> [Data excerpts]

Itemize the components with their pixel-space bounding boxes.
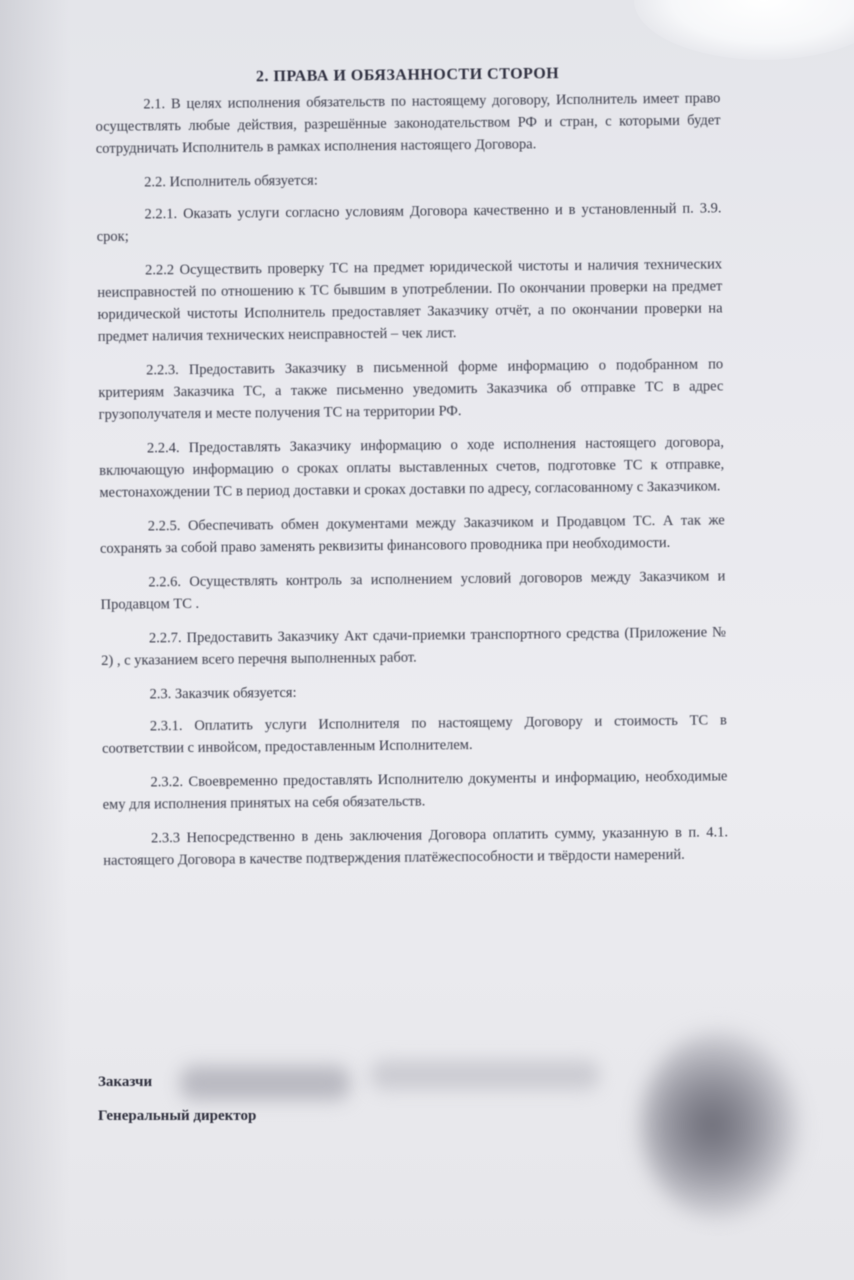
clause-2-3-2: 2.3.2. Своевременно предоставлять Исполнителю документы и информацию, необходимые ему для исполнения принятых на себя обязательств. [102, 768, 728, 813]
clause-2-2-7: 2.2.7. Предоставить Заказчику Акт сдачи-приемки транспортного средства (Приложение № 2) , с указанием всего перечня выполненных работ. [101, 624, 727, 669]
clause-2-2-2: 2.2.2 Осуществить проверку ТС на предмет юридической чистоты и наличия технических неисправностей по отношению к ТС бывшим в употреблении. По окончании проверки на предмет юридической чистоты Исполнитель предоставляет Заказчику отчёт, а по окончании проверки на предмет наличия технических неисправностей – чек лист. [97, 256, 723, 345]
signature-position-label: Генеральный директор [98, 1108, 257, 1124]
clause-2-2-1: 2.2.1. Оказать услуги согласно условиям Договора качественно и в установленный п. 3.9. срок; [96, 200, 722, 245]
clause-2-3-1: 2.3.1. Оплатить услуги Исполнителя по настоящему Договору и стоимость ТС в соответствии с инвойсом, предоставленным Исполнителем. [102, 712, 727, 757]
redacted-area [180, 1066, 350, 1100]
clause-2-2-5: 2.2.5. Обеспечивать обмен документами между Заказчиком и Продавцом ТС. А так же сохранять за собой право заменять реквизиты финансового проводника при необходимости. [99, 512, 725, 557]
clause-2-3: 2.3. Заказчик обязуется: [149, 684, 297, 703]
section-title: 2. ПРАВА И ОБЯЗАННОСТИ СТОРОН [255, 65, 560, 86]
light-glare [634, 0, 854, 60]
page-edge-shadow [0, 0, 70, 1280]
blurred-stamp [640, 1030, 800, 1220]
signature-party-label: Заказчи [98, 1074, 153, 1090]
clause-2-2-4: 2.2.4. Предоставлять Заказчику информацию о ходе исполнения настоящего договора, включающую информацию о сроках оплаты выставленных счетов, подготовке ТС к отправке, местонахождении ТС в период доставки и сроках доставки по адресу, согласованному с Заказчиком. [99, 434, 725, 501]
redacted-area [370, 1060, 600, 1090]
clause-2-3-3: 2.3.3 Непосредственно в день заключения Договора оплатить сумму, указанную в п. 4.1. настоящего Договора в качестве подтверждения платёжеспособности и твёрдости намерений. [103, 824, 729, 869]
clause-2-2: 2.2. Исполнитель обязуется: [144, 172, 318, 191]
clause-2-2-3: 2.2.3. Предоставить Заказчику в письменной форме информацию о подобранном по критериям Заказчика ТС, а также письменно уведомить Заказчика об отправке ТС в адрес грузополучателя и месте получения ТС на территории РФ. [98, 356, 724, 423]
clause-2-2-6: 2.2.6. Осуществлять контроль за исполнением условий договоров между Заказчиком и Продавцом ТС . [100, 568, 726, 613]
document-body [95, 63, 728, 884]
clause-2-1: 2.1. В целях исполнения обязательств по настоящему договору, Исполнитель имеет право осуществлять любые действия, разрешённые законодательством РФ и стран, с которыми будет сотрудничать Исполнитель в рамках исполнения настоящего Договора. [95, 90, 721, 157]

> [What you should do]
Copy out every row above word for word, leaving out the pictures.

> [Full solution]
Itemize the components with their pixel-space bounding boxes.
clause-2-3-2: 2.3.2. Своевременно предоставлять Исполнителю документы и информацию, необходимые ему для исполнения принятых на себя обязательств. [102, 768, 728, 813]
clause-2-2-7: 2.2.7. Предоставить Заказчику Акт сдачи-приемки транспортного средства (Приложение № 2) , с указанием всего перечня выполненных работ. [101, 624, 727, 669]
clause-2-2-2: 2.2.2 Осуществить проверку ТС на предмет юридической чистоты и наличия технических неисправностей по отношению к ТС бывшим в употреблении. По окончании проверки на предмет юридической чистоты Исполнитель предоставляет Заказчику отчёт, а по окончании проверки на предмет наличия технических неисправностей – чек лист. [97, 256, 723, 345]
signature-position-label: Генеральный директор [98, 1108, 257, 1124]
clause-2-2-1: 2.2.1. Оказать услуги согласно условиям Договора качественно и в установленный п. 3.9. срок; [96, 200, 722, 245]
clause-2-3-1: 2.3.1. Оплатить услуги Исполнителя по настоящему Договору и стоимость ТС в соответствии с инвойсом, предоставленным Исполнителем. [102, 712, 727, 757]
redacted-area [180, 1066, 350, 1100]
clause-2-2-5: 2.2.5. Обеспечивать обмен документами между Заказчиком и Продавцом ТС. А так же сохранять за собой право заменять реквизиты финансового проводника при необходимости. [99, 512, 725, 557]
clause-2-3: 2.3. Заказчик обязуется: [149, 684, 297, 703]
section-title: 2. ПРАВА И ОБЯЗАННОСТИ СТОРОН [255, 65, 560, 86]
light-glare [634, 0, 854, 60]
page-edge-shadow [0, 0, 70, 1280]
blurred-stamp [640, 1030, 800, 1220]
signature-party-label: Заказчи [98, 1074, 153, 1090]
clause-2-2-4: 2.2.4. Предоставлять Заказчику информацию о ходе исполнения настоящего договора, включающую информацию о сроках оплаты выставленных счетов, подготовке ТС к отправке, местонахождении ТС в период доставки и сроках доставки по адресу, согласованному с Заказчиком. [99, 434, 725, 501]
redacted-area [370, 1060, 600, 1090]
clause-2-3-3: 2.3.3 Непосредственно в день заключения Договора оплатить сумму, указанную в п. 4.1. настоящего Договора в качестве подтверждения платёжеспособности и твёрдости намерений. [103, 824, 729, 869]
clause-2-2: 2.2. Исполнитель обязуется: [144, 172, 318, 191]
clause-2-2-3: 2.2.3. Предоставить Заказчику в письменной форме информацию о подобранном по критериям Заказчика ТС, а также письменно уведомить Заказчика об отправке ТС в адрес грузополучателя и месте получения ТС на территории РФ. [98, 356, 724, 423]
clause-2-2-6: 2.2.6. Осуществлять контроль за исполнением условий договоров между Заказчиком и Продавцом ТС . [100, 568, 726, 613]
document-body [95, 63, 728, 884]
clause-2-1: 2.1. В целях исполнения обязательств по настоящему договору, Исполнитель имеет право осуществлять любые действия, разрешённые законодательством РФ и стран, с которыми будет сотрудничать Исполнитель в рамках исполнения настоящего Договора. [95, 90, 721, 157]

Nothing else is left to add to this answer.